##### EXERCISE INPUT

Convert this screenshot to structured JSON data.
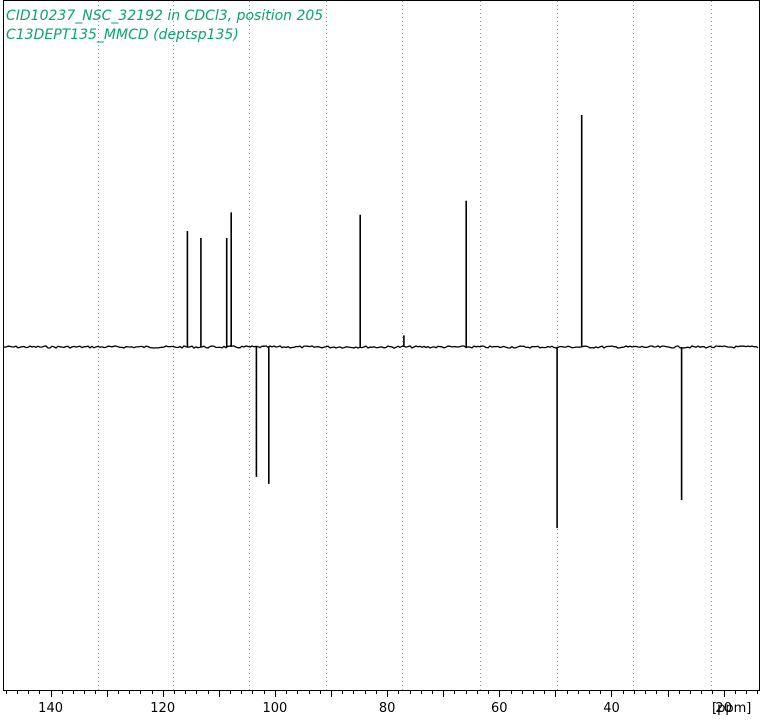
{
  "chart_data": {
    "type": "line",
    "title_lines": [
      "CID10237_NSC_32192 in CDCl3, position 205",
      "C13DEPT135_MMCD (deptsp135)"
    ],
    "xlabel": "[ppm]",
    "ylabel": "",
    "x_reversed": true,
    "xlim": [
      148.3,
      13.7
    ],
    "ylim": [
      -1.47,
      1.47
    ],
    "x_ticks": [
      140,
      120,
      100,
      80,
      60,
      40,
      20
    ],
    "x_tick_labels": [
      "140",
      "120",
      "100",
      "80",
      "60",
      "40",
      "20"
    ],
    "minor_tick_step": 2,
    "grid_lines_ppm": [
      131.6,
      118.1,
      104.6,
      90.9,
      77.3,
      63.5,
      49.8,
      36.1,
      22.2
    ],
    "grid": "vertical-dotted",
    "peaks": [
      {
        "ppm": 115.6,
        "intensity": 0.5
      },
      {
        "ppm": 113.2,
        "intensity": 0.47
      },
      {
        "ppm": 108.6,
        "intensity": 0.47
      },
      {
        "ppm": 107.8,
        "intensity": 0.58
      },
      {
        "ppm": 103.3,
        "intensity": -0.56
      },
      {
        "ppm": 101.1,
        "intensity": -0.59
      },
      {
        "ppm": 84.8,
        "intensity": 0.57
      },
      {
        "ppm": 77.0,
        "intensity": 0.05
      },
      {
        "ppm": 65.9,
        "intensity": 0.63
      },
      {
        "ppm": 49.7,
        "intensity": -0.78
      },
      {
        "ppm": 45.3,
        "intensity": 1.0
      },
      {
        "ppm": 27.5,
        "intensity": -0.66
      }
    ],
    "colors": {
      "title": "#0aa46e",
      "spectrum": "#000000",
      "grid": "#9a9a9a",
      "frame": "#000000"
    }
  }
}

##########

OBJECTIVE: Images in the data above are to be skipped. Retype all other material exactly.

EXERCISE ANSWER:
Convert this screenshot to structured JSON data.
{
  "chart_data": {
    "type": "line",
    "title_lines": [
      "CID10237_NSC_32192 in CDCl3, position 205",
      "C13DEPT135_MMCD (deptsp135)"
    ],
    "xlabel": "[ppm]",
    "ylabel": "",
    "x_reversed": true,
    "xlim": [
      148.3,
      13.7
    ],
    "ylim": [
      -1.47,
      1.47
    ],
    "x_ticks": [
      140,
      120,
      100,
      80,
      60,
      40,
      20
    ],
    "x_tick_labels": [
      "140",
      "120",
      "100",
      "80",
      "60",
      "40",
      "20"
    ],
    "minor_tick_step": 2,
    "grid_lines_ppm": [
      131.6,
      118.1,
      104.6,
      90.9,
      77.3,
      63.5,
      49.8,
      36.1,
      22.2
    ],
    "grid": "vertical-dotted",
    "peaks": [
      {
        "ppm": 115.6,
        "intensity": 0.5
      },
      {
        "ppm": 113.2,
        "intensity": 0.47
      },
      {
        "ppm": 108.6,
        "intensity": 0.47
      },
      {
        "ppm": 107.8,
        "intensity": 0.58
      },
      {
        "ppm": 103.3,
        "intensity": -0.56
      },
      {
        "ppm": 101.1,
        "intensity": -0.59
      },
      {
        "ppm": 84.8,
        "intensity": 0.57
      },
      {
        "ppm": 77.0,
        "intensity": 0.05
      },
      {
        "ppm": 65.9,
        "intensity": 0.63
      },
      {
        "ppm": 49.7,
        "intensity": -0.78
      },
      {
        "ppm": 45.3,
        "intensity": 1.0
      },
      {
        "ppm": 27.5,
        "intensity": -0.66
      }
    ],
    "colors": {
      "title": "#0aa46e",
      "spectrum": "#000000",
      "grid": "#9a9a9a",
      "frame": "#000000"
    }
  }
}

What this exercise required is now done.